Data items

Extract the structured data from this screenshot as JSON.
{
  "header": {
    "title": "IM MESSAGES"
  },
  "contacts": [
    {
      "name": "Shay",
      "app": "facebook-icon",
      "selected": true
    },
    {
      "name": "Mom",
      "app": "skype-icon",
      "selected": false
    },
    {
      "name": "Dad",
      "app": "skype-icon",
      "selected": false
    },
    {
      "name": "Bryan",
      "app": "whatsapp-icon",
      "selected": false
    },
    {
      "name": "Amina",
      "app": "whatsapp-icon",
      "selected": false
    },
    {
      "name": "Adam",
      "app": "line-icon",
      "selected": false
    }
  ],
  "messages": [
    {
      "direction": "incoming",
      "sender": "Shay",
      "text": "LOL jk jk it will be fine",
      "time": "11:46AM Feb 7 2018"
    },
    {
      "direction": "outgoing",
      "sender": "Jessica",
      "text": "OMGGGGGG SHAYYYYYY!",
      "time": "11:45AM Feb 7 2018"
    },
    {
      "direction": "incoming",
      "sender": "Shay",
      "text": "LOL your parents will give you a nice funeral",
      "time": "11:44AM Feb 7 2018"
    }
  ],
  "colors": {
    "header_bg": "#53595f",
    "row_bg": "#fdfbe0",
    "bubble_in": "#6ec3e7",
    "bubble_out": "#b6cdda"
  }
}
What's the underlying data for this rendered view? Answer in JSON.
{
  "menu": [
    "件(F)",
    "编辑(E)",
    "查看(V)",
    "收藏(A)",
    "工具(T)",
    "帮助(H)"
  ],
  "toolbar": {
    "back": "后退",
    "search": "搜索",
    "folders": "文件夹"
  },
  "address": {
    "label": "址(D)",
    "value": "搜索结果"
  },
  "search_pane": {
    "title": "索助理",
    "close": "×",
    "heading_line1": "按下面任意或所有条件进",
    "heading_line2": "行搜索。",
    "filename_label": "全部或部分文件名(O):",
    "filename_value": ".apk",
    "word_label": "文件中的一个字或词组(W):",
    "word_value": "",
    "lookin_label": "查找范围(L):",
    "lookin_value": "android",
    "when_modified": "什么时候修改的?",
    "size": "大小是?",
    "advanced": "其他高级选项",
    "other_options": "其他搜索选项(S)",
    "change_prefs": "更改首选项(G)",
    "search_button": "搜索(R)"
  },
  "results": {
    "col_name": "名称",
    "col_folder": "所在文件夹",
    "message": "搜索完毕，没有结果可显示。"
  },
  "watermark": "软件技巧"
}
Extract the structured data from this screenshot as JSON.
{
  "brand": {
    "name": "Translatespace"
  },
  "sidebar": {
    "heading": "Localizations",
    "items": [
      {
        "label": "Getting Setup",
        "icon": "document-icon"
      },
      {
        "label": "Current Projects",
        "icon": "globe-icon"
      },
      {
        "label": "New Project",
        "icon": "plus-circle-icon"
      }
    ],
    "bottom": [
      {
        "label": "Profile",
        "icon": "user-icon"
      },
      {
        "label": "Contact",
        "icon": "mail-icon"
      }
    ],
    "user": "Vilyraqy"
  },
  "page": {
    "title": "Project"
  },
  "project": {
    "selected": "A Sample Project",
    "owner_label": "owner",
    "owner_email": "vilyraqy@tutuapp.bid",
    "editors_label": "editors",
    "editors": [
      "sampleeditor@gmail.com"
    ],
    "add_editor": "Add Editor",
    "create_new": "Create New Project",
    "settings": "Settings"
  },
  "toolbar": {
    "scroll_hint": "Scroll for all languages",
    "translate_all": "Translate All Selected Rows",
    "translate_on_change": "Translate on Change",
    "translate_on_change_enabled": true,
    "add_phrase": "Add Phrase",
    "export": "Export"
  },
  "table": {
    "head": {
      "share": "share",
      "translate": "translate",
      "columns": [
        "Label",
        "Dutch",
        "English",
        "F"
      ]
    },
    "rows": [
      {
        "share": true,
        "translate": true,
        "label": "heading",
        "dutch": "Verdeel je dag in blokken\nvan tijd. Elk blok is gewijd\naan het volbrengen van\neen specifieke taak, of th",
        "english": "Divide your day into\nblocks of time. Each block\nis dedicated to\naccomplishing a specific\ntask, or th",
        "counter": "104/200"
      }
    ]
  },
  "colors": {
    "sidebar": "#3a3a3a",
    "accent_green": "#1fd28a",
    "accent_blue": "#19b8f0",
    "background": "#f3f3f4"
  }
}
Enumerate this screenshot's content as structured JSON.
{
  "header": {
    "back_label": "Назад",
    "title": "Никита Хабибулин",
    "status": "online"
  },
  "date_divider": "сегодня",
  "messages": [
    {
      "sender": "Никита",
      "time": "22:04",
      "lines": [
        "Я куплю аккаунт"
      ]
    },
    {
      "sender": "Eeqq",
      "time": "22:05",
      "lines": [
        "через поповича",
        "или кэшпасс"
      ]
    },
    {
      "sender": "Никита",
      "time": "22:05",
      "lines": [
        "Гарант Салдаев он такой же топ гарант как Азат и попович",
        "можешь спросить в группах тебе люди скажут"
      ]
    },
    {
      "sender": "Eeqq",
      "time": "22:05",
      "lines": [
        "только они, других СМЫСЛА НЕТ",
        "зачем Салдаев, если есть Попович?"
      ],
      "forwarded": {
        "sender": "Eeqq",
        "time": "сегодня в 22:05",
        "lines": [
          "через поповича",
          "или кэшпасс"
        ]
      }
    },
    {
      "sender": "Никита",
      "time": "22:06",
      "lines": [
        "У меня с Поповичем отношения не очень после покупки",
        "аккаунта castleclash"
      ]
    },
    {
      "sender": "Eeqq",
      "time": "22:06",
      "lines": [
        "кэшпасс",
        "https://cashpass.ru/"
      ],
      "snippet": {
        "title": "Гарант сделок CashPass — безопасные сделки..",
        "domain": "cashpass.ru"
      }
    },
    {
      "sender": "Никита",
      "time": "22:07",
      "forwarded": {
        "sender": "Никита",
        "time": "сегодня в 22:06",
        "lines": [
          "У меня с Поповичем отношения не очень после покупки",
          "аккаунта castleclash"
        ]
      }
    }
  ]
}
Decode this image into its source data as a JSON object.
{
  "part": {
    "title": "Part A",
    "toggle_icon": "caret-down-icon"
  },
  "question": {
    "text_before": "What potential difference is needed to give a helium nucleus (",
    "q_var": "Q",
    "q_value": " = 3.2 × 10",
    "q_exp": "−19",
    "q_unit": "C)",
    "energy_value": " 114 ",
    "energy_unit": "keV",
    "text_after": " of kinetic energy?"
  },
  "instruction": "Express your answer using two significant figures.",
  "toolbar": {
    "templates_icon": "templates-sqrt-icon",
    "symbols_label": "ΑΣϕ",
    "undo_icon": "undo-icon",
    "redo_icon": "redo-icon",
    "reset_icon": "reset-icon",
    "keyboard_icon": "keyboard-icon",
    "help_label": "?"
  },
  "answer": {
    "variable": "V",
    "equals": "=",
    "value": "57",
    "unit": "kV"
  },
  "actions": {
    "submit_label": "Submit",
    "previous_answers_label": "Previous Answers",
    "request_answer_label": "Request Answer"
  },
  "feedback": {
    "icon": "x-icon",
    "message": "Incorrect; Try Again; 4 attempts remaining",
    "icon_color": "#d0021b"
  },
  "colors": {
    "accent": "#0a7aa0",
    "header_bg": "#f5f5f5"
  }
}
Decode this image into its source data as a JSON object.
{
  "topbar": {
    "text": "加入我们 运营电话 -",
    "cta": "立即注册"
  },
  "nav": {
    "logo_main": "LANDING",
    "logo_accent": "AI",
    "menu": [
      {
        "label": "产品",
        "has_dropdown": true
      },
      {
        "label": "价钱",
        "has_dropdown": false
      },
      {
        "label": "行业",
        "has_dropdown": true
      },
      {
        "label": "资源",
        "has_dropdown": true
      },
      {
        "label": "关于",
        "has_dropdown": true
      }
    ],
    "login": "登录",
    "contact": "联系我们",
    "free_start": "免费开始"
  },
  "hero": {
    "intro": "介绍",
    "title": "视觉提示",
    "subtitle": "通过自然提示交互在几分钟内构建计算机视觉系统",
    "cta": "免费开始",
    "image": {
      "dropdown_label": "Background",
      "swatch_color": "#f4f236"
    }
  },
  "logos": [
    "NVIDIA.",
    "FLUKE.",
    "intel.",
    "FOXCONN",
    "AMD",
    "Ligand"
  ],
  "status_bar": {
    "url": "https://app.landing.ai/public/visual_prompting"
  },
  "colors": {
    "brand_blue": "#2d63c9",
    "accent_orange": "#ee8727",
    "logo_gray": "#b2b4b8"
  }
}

• **What is needed**:
Scan the material above for the string "очень" and return the lines that hold it.

• **Task response**:
        "У меня с Поповичем отношения не очень после покупки",
          "У меня с Поповичем отношения не очень после покупки",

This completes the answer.